(Stored data)
● ● ● ● ●

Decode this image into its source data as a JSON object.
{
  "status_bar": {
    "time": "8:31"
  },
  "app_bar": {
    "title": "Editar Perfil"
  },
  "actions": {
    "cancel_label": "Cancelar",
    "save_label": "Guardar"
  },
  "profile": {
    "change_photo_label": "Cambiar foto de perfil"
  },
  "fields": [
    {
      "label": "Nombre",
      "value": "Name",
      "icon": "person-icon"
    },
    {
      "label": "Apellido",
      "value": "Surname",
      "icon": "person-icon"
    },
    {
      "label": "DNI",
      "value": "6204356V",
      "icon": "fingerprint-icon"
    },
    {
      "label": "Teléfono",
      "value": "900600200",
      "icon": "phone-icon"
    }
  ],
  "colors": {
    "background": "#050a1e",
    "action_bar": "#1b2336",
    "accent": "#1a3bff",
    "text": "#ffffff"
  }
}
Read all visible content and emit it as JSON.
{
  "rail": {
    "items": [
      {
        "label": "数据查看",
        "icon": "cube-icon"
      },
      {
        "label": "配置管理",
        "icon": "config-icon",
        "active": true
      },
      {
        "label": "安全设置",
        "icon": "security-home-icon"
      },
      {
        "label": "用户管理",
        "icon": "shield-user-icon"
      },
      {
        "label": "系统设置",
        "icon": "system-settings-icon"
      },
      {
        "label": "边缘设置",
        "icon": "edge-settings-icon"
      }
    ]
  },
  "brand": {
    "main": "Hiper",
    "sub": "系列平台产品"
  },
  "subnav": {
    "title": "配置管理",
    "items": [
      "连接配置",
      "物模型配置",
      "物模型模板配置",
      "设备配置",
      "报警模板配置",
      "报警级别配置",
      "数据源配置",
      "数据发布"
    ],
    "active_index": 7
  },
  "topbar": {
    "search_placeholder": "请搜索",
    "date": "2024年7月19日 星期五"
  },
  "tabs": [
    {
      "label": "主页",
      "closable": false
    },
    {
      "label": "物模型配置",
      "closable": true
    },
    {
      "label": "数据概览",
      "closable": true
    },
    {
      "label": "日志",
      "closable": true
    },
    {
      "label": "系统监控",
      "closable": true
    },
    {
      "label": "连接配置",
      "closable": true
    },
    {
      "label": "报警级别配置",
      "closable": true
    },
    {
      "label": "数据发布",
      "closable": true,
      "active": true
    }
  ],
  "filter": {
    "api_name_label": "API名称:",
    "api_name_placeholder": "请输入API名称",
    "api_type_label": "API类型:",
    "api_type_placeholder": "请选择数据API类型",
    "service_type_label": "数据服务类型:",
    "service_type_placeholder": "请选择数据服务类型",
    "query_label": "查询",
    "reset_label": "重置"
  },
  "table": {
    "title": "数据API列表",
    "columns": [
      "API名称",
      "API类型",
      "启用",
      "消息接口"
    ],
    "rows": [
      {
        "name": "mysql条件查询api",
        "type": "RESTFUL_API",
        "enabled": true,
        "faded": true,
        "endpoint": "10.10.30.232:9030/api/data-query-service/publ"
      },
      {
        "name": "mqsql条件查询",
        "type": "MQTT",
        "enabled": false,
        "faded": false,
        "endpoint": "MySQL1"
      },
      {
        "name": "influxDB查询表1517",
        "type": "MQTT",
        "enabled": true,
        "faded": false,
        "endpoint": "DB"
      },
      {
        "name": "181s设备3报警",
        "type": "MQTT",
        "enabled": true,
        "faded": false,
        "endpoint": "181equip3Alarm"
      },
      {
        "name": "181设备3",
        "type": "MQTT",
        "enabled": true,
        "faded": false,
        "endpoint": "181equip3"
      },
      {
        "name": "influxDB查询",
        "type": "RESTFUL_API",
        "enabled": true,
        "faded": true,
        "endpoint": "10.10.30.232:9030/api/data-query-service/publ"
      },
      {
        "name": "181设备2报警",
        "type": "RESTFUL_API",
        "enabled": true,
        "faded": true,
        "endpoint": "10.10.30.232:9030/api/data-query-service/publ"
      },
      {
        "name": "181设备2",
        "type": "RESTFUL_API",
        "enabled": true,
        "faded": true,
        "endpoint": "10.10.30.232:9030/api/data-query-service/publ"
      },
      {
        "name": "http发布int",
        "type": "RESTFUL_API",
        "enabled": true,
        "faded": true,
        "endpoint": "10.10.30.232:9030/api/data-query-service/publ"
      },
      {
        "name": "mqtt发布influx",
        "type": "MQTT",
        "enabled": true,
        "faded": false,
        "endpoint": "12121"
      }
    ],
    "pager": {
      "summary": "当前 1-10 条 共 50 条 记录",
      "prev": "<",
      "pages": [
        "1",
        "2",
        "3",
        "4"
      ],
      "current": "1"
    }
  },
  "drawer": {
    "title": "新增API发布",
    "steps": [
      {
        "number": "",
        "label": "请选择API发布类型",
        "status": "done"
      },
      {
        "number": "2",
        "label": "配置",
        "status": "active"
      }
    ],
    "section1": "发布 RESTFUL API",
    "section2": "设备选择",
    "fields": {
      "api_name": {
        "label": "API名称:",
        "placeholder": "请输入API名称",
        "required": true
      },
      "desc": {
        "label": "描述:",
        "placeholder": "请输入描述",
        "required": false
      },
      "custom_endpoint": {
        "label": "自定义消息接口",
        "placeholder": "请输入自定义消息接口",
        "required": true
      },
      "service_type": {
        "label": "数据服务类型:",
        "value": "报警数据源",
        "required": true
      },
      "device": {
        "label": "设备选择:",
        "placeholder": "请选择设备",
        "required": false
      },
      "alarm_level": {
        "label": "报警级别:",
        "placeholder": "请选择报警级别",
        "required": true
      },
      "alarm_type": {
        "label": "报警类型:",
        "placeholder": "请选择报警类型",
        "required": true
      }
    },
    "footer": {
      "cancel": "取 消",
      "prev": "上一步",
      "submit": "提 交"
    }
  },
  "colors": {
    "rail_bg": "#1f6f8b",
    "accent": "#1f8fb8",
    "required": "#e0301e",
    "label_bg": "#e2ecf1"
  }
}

● ● ● ● ●

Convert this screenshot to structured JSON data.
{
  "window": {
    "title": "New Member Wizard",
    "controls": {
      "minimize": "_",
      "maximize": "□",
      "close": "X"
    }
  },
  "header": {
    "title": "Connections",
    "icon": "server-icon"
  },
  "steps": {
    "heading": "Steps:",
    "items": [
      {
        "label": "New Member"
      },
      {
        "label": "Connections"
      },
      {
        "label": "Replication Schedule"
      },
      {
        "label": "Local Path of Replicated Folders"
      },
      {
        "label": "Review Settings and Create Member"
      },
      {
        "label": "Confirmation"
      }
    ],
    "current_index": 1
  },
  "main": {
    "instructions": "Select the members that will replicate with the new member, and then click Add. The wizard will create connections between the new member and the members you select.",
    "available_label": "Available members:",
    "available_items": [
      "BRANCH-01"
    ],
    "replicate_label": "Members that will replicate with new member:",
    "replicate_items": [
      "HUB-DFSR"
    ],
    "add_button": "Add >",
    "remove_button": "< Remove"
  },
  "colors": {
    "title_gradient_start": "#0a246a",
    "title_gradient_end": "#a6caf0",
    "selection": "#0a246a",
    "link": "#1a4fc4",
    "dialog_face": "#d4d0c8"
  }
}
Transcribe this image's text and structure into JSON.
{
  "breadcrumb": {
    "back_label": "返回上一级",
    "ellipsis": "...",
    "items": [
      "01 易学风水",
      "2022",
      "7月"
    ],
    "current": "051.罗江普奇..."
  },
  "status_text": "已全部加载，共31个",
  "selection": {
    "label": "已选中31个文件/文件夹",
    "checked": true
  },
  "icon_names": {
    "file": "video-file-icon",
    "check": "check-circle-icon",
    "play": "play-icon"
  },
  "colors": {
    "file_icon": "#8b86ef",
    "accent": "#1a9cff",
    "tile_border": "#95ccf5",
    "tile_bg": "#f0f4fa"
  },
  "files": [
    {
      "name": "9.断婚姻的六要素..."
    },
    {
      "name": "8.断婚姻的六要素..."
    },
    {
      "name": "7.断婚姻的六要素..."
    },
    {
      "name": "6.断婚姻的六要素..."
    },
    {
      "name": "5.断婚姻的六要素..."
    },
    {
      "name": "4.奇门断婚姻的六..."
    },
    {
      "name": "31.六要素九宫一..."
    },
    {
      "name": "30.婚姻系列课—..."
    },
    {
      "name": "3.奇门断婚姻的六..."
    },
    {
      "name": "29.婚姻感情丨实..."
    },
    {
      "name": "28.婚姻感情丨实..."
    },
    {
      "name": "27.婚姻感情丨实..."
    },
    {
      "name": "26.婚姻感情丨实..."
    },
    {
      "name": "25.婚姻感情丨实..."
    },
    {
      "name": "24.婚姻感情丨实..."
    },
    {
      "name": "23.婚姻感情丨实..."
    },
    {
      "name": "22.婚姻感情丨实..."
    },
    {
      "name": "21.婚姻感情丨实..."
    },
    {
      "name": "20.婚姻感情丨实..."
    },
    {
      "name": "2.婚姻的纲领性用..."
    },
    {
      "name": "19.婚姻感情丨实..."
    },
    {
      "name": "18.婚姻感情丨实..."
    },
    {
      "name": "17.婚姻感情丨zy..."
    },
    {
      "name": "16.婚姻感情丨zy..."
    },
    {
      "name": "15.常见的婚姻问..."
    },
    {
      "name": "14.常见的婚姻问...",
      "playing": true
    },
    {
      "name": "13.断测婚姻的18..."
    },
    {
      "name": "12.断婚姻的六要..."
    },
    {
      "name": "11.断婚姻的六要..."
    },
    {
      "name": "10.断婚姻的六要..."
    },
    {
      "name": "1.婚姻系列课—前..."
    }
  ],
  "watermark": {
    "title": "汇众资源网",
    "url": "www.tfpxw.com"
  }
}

● ● ● ● ●

* The request
Gather every line from the listing above in which the word "value" appears.

* Response to this exercise
      "value": "Name",
      "value": "Surname",
      "value": "6204356V",
      "value": "900600200",
        "value": "报警数据源",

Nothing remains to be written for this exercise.